▶ PROVIDED DATA:
== == ==

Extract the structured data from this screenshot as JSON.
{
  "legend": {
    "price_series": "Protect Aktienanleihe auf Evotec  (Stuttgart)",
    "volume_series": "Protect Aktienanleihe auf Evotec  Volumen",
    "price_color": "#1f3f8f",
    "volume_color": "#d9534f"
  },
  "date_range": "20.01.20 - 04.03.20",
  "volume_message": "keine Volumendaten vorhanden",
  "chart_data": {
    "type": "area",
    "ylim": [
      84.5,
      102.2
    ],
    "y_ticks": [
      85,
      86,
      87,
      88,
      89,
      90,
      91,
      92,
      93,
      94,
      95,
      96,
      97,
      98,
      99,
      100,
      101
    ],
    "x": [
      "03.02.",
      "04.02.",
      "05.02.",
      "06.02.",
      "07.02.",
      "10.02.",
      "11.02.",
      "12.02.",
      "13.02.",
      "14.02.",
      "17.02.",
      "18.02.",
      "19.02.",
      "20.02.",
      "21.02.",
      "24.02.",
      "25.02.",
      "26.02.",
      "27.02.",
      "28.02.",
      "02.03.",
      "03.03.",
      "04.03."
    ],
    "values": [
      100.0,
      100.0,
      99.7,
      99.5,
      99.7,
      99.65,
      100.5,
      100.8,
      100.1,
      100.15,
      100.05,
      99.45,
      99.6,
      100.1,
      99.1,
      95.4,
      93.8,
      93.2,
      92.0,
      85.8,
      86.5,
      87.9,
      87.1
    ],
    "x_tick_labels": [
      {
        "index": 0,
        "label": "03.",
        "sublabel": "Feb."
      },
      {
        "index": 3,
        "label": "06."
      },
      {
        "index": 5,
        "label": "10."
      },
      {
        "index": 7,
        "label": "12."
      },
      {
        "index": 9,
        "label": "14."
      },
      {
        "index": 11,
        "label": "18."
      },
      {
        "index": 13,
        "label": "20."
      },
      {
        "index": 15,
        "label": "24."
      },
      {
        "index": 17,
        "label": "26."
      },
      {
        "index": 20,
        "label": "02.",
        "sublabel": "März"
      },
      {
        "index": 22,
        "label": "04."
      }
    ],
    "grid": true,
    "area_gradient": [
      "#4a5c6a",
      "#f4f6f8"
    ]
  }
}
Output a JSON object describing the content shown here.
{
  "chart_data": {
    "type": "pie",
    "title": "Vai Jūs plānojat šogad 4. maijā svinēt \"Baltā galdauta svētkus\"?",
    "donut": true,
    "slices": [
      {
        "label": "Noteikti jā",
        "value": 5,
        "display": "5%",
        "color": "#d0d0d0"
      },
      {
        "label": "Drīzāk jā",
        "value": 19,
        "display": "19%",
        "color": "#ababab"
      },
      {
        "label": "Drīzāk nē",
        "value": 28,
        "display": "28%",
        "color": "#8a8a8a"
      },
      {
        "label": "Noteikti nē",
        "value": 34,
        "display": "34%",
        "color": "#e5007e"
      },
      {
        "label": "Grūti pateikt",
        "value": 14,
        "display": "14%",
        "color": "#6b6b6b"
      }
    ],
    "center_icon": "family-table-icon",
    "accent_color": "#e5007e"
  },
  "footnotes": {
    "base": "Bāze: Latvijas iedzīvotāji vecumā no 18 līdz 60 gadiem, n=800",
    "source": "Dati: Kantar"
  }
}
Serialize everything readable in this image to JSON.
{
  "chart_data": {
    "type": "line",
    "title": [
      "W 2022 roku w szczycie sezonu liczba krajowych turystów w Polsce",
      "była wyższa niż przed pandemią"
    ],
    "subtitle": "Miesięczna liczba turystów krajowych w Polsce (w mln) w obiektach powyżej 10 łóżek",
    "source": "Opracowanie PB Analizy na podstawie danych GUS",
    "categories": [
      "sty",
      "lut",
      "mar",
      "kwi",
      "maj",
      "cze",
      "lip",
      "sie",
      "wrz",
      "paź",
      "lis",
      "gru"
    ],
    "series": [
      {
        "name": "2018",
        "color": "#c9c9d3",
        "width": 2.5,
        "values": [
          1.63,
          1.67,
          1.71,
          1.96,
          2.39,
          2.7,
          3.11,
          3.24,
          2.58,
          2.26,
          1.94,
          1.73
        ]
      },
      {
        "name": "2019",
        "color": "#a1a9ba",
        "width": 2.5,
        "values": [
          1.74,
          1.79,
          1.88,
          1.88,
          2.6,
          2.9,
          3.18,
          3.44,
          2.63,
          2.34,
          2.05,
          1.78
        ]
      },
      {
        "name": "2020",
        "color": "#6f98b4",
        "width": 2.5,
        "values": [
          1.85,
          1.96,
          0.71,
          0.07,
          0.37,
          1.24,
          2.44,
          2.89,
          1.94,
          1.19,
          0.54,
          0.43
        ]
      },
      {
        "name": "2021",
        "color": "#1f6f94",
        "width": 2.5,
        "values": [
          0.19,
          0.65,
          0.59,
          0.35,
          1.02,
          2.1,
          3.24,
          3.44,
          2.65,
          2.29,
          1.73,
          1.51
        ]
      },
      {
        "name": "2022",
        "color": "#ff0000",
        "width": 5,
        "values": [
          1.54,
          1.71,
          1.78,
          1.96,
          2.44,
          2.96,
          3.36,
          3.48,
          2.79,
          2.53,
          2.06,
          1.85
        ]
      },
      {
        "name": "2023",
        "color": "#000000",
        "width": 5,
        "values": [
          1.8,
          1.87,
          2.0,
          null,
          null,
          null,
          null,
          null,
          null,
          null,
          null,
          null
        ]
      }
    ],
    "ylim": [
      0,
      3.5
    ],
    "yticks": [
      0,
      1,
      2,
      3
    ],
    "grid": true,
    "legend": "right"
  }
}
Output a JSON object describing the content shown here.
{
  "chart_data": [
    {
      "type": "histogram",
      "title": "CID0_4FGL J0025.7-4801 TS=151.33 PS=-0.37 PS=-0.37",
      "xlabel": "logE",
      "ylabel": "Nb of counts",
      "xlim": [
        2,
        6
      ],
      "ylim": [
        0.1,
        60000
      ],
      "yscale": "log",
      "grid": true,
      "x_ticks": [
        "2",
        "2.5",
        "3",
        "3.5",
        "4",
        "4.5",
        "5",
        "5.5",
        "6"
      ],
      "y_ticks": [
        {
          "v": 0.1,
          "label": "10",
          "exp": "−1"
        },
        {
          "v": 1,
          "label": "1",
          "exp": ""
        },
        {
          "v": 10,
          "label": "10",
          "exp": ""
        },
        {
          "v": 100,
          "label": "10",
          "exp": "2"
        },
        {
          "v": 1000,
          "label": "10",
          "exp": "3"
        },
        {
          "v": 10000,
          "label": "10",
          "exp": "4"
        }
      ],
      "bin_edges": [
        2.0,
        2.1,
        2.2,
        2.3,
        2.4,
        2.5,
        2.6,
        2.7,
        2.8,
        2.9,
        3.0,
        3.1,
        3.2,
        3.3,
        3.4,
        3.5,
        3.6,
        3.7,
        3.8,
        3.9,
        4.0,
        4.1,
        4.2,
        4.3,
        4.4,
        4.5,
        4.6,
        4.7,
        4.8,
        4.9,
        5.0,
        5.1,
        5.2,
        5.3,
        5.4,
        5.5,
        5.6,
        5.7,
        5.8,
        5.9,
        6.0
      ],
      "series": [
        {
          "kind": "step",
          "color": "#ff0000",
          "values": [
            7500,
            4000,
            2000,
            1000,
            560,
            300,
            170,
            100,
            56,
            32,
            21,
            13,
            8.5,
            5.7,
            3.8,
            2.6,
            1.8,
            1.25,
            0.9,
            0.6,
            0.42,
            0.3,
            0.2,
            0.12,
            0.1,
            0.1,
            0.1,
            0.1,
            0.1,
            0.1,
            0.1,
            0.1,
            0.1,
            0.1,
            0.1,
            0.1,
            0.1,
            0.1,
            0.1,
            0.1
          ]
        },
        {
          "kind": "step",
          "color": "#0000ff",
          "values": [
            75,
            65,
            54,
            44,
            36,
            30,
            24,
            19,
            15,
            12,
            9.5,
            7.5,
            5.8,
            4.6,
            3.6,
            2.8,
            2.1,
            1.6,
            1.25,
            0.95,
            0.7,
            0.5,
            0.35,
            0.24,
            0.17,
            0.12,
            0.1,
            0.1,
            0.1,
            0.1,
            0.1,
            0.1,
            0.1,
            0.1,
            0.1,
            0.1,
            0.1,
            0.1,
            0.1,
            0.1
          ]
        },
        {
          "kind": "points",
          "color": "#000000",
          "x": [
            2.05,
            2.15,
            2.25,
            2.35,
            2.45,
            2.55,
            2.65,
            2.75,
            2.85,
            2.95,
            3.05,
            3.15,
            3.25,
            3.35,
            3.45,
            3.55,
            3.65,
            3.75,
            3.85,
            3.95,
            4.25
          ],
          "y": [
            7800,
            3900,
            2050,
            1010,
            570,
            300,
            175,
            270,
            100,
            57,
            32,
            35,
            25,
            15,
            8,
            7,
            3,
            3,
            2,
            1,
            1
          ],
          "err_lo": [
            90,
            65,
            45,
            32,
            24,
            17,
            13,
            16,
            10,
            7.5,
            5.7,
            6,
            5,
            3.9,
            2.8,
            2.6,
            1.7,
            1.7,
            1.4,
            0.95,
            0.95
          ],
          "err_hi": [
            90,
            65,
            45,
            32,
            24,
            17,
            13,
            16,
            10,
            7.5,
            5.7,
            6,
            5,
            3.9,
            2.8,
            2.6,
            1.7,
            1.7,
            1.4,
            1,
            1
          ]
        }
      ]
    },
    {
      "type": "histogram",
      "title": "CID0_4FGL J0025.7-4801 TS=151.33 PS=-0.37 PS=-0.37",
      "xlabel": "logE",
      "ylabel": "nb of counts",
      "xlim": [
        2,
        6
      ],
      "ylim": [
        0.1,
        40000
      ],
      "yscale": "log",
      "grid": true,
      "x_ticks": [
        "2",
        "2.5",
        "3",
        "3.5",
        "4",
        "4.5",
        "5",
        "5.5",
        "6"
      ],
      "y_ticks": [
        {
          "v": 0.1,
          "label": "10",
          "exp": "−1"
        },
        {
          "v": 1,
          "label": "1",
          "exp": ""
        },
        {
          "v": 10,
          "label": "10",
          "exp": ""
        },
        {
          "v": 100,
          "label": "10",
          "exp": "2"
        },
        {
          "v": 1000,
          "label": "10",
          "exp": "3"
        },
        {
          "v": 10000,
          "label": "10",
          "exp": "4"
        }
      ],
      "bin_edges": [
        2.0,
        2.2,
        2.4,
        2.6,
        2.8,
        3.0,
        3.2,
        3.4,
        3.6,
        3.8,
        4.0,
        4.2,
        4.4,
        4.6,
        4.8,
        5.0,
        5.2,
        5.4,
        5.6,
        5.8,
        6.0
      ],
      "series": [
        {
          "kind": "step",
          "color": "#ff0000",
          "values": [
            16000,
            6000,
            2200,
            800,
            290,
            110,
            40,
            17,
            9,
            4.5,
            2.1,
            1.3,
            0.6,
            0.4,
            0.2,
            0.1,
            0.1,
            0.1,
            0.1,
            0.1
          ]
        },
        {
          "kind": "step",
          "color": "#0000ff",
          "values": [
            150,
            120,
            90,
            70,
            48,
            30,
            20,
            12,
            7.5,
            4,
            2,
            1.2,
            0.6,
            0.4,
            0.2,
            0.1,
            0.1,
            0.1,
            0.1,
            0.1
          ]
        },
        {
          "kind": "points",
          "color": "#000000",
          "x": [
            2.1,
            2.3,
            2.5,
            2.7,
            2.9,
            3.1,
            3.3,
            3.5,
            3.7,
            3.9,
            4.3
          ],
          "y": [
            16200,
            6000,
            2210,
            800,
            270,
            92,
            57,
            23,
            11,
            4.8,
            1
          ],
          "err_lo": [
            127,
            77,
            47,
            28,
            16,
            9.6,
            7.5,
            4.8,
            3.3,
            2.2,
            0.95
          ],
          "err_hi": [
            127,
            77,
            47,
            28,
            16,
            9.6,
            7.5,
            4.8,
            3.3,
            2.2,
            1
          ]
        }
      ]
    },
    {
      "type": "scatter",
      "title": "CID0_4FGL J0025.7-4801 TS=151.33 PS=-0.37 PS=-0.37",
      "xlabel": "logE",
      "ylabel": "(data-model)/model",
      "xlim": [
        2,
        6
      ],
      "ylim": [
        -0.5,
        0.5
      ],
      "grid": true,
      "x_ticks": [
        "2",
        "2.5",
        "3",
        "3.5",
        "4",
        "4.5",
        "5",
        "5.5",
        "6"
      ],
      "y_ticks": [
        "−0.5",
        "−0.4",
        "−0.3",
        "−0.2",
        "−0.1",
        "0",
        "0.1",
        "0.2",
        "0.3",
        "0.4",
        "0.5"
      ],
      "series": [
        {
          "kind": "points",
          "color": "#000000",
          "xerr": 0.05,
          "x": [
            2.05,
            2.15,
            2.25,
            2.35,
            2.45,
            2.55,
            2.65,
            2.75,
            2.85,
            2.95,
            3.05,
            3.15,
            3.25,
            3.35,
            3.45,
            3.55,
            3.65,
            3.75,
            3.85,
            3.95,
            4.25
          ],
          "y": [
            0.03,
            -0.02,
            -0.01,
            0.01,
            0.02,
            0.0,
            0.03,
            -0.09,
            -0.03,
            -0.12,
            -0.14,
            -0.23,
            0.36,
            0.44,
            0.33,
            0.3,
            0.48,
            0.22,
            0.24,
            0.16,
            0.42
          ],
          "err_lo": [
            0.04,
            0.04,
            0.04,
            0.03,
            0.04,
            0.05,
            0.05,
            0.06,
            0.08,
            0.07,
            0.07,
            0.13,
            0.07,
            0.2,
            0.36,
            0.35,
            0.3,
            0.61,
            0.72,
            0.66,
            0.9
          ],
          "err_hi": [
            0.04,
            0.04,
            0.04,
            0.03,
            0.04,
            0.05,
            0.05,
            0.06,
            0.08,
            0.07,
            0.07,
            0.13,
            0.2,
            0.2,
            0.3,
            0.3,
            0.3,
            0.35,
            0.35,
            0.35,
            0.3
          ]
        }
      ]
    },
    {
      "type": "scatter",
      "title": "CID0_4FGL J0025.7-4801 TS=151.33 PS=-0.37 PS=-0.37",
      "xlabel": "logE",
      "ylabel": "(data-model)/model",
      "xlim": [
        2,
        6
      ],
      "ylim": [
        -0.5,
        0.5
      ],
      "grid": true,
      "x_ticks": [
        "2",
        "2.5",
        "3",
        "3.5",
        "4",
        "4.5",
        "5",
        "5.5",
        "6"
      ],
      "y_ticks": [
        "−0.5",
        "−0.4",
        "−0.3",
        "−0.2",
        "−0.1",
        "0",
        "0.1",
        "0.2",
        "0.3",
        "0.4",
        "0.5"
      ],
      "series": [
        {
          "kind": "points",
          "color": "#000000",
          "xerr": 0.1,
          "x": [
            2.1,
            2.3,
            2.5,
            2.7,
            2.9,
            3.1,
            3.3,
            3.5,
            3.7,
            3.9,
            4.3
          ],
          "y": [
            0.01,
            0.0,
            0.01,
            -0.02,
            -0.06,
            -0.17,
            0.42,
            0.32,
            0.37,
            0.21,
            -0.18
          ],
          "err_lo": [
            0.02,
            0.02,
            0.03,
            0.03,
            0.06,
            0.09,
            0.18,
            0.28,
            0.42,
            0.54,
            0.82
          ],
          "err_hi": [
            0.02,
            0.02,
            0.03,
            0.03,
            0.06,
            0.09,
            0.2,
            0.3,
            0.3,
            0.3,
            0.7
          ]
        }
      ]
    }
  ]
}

== == ==

▶ REQUEST: Pull every line containing "this" out of the records.

▶ OUTPUT OF THE TASK:
Extract the structured data from this screenshot as JSON.
Serialize everything readable in this image to JSON.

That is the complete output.